>> start Extracted material
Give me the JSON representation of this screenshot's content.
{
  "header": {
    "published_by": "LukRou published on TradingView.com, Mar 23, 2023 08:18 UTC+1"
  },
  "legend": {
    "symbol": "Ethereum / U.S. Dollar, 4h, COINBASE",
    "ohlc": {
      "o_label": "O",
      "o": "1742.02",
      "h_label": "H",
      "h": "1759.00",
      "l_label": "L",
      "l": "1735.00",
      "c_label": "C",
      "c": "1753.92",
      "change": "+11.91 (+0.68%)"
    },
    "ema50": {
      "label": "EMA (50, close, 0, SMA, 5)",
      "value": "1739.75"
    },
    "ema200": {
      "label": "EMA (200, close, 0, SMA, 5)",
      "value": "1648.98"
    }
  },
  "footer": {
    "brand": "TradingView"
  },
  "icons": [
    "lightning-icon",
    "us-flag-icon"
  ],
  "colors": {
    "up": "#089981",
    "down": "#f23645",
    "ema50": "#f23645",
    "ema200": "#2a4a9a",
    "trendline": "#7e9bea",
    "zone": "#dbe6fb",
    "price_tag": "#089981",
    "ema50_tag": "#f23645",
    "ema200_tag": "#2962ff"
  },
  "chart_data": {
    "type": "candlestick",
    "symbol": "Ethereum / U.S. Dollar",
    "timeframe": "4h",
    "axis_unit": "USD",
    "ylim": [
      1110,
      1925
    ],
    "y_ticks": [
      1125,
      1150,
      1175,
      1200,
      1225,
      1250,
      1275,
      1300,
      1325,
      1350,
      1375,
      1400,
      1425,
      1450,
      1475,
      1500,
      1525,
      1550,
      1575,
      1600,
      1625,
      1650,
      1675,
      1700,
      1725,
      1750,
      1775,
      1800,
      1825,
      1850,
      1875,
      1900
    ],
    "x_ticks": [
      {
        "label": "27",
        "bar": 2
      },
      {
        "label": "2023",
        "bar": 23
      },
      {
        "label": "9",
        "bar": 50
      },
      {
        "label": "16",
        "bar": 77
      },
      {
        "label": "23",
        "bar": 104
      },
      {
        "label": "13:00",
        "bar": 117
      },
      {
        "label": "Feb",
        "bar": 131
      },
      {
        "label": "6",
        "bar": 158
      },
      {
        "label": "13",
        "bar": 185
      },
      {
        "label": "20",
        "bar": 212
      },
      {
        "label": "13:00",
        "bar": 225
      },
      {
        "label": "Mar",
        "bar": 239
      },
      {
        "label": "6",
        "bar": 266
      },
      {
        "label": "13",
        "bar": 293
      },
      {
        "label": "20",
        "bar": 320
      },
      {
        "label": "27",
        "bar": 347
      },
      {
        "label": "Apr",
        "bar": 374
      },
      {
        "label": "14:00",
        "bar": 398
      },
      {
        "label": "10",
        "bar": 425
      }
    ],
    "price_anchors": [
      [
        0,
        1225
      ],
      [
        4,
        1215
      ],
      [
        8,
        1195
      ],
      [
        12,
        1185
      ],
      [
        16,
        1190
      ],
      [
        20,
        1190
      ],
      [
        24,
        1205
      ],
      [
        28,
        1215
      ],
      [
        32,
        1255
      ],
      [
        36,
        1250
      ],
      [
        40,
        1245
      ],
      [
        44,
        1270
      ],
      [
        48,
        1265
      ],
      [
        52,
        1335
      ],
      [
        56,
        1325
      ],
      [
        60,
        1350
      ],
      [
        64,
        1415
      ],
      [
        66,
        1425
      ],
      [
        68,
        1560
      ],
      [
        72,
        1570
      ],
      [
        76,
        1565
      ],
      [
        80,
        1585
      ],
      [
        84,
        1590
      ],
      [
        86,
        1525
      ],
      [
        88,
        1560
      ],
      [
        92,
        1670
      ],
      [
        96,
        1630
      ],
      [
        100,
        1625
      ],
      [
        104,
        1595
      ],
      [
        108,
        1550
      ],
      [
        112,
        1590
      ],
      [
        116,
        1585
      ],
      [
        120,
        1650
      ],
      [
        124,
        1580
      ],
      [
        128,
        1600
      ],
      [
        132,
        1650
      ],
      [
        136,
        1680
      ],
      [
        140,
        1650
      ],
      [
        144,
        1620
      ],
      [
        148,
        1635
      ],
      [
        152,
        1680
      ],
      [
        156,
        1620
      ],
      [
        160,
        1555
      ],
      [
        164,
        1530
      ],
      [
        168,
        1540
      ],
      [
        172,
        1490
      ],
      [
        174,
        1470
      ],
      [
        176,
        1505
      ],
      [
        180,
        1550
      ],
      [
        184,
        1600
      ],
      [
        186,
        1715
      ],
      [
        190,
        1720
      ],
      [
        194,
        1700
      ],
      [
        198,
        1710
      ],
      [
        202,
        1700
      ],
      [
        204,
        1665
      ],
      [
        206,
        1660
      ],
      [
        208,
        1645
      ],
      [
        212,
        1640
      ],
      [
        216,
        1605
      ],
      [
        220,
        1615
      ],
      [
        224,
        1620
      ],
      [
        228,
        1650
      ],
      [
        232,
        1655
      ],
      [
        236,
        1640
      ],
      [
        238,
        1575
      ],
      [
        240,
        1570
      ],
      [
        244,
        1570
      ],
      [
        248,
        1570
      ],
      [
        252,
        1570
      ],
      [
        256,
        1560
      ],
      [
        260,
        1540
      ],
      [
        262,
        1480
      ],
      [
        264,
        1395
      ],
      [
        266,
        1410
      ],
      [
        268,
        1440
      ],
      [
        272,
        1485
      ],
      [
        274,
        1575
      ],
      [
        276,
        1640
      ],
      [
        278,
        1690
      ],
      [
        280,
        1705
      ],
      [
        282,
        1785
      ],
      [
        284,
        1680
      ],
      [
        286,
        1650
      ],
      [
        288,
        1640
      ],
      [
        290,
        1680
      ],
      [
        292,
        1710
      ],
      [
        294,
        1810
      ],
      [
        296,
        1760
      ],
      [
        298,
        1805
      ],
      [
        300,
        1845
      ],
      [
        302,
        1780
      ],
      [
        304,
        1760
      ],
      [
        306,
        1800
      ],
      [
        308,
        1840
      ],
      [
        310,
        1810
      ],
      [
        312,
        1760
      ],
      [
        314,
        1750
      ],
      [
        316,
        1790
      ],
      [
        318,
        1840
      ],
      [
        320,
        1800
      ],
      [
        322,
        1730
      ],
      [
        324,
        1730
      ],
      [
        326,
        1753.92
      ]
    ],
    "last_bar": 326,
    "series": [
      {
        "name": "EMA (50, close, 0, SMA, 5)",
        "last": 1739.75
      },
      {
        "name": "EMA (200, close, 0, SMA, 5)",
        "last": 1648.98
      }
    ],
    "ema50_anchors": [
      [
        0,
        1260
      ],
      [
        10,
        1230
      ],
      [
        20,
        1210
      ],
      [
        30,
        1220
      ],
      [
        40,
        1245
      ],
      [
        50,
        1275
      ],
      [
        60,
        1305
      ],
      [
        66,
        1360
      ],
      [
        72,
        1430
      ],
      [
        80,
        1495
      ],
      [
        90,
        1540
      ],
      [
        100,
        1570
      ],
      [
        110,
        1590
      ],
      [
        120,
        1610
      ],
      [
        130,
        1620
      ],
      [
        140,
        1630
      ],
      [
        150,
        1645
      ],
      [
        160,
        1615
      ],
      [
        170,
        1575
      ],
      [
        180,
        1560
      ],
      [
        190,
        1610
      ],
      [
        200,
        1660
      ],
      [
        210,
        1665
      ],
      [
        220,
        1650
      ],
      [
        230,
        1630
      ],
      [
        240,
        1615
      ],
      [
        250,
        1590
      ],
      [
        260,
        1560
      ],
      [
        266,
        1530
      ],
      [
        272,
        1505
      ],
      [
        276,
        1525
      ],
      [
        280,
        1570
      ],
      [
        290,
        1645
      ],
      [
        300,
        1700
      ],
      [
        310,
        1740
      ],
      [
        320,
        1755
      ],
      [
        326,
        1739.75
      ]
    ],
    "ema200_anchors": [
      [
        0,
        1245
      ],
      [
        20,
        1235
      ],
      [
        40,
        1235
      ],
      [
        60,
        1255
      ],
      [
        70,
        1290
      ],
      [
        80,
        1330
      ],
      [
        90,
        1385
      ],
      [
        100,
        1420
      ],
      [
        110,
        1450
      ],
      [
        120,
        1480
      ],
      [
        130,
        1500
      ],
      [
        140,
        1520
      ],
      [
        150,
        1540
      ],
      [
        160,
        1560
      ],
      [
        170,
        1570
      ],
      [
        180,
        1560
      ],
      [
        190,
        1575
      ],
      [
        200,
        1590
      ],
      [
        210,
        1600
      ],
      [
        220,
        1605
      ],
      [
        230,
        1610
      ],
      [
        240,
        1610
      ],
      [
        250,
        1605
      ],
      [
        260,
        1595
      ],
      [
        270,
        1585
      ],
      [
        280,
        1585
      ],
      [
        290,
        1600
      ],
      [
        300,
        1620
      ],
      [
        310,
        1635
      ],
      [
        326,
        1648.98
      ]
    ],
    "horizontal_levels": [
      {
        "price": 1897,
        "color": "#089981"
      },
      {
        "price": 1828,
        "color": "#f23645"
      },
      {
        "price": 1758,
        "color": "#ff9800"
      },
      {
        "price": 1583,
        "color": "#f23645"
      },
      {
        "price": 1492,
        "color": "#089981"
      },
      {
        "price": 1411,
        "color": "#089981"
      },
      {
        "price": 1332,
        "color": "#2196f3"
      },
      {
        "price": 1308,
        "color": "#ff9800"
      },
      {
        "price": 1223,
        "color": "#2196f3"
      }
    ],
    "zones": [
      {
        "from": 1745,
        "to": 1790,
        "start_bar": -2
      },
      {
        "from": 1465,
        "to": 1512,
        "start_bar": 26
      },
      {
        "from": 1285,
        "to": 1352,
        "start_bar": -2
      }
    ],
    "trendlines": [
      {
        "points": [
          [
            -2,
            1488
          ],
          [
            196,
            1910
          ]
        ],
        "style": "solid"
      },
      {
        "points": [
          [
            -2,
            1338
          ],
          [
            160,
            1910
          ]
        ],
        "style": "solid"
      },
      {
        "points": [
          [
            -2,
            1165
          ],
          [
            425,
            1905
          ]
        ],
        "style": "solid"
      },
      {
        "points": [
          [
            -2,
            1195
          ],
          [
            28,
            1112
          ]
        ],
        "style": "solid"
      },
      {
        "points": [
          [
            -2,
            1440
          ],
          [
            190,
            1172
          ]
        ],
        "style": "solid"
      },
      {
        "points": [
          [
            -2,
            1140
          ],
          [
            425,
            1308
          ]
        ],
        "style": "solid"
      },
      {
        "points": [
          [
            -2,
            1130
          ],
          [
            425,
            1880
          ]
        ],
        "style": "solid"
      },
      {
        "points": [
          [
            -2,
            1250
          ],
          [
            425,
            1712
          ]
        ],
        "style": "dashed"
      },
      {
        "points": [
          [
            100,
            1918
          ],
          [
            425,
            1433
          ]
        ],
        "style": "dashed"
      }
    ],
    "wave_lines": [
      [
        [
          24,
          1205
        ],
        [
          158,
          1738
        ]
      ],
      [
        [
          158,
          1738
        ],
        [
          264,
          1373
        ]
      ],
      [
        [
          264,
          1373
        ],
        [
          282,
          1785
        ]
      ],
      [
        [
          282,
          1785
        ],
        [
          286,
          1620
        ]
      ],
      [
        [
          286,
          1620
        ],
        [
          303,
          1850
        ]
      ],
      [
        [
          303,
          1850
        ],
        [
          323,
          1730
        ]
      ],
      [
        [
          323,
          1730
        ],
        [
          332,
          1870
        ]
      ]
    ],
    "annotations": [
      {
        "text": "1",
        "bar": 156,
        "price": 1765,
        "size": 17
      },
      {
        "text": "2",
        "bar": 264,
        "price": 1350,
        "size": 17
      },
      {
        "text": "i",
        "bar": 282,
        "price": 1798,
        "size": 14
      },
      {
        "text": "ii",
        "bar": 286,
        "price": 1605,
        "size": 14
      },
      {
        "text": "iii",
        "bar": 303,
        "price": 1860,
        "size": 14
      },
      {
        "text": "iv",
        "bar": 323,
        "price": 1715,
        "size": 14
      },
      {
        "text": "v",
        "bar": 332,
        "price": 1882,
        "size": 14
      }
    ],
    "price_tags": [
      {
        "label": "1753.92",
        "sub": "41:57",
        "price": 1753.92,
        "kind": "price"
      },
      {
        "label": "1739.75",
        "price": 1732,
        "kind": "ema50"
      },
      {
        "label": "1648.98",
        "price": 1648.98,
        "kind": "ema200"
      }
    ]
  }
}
>> end Extracted material
# Exercise prompt
For each line of the entries that includes "TradingView", show that line.

# Finished answer
    "published_by": "LukRou published on TradingView.com, Mar 23, 2023 08:18 UTC+1"
    "brand": "TradingView"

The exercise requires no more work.